Rewrite the records from the start through the line that contains "- weapons-note: Armour", changing "Placement" to "Position" and keeping everything else the same.
+ + + + +
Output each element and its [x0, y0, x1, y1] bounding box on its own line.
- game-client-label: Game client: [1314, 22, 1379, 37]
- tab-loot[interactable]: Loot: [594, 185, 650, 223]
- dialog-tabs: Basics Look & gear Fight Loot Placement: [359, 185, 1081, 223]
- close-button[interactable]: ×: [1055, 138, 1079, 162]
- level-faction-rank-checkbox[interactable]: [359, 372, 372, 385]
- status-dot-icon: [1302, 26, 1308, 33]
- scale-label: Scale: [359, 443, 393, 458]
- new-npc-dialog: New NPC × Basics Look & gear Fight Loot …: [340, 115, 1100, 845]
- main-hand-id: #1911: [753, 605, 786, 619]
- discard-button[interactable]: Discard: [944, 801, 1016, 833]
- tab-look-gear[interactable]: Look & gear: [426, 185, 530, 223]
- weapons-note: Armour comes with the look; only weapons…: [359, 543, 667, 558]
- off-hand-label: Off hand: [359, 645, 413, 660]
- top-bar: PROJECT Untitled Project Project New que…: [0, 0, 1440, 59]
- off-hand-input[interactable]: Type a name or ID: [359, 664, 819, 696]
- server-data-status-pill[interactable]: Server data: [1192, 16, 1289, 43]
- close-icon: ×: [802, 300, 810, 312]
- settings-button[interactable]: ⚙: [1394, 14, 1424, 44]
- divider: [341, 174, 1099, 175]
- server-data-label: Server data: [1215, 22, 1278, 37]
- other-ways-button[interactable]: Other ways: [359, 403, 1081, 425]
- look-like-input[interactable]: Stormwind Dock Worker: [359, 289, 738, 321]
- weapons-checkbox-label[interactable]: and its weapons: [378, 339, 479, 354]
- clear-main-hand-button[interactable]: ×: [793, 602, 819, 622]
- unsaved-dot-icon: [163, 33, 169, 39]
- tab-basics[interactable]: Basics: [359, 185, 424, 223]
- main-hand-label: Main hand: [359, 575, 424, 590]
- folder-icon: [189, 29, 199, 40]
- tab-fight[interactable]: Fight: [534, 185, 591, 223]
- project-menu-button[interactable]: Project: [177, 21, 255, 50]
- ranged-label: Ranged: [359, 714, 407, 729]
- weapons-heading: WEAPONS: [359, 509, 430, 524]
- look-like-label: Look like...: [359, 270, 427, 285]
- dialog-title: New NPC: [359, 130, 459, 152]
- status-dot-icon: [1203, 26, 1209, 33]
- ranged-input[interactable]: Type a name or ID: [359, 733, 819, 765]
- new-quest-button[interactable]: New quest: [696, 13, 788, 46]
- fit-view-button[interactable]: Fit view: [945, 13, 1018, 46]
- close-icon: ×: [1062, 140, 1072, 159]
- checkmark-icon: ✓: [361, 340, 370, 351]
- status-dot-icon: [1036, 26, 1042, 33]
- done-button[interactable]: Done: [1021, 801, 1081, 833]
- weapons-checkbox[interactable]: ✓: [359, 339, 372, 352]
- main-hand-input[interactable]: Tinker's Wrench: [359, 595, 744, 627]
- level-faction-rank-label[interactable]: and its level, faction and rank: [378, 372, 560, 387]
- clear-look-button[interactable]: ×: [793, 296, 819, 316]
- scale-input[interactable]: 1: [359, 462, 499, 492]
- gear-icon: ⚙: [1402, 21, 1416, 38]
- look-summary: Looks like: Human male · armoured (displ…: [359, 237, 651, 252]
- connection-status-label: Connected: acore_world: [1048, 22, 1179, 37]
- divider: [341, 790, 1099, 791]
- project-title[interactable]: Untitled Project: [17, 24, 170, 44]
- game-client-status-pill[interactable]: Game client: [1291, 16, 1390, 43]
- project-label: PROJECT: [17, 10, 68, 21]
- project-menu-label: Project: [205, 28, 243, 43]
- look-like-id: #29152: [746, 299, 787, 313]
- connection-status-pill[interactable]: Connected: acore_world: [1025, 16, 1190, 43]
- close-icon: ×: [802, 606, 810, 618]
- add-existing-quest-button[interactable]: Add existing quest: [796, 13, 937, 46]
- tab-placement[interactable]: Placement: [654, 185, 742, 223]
+ + + + +
Full response ▸
Output each element and its [x0, y0, x1, y1] bounding box on its own line.
- game-client-label: Game client: [1314, 22, 1379, 37]
- tab-loot[interactable]: Loot: [594, 185, 650, 223]
- dialog-tabs: Basics Look & gear Fight Loot Position: [359, 185, 1081, 223]
- close-button[interactable]: ×: [1055, 138, 1079, 162]
- level-faction-rank-checkbox[interactable]: [359, 372, 372, 385]
- status-dot-icon: [1302, 26, 1308, 33]
- scale-label: Scale: [359, 443, 393, 458]
- new-npc-dialog: New NPC × Basics Look & gear Fight Loot …: [340, 115, 1100, 845]
- main-hand-id: #1911: [753, 605, 786, 619]
- discard-button[interactable]: Discard: [944, 801, 1016, 833]
- tab-look-gear[interactable]: Look & gear: [426, 185, 530, 223]
- weapons-note: Armour comes with the look; only weapons…: [359, 543, 667, 558]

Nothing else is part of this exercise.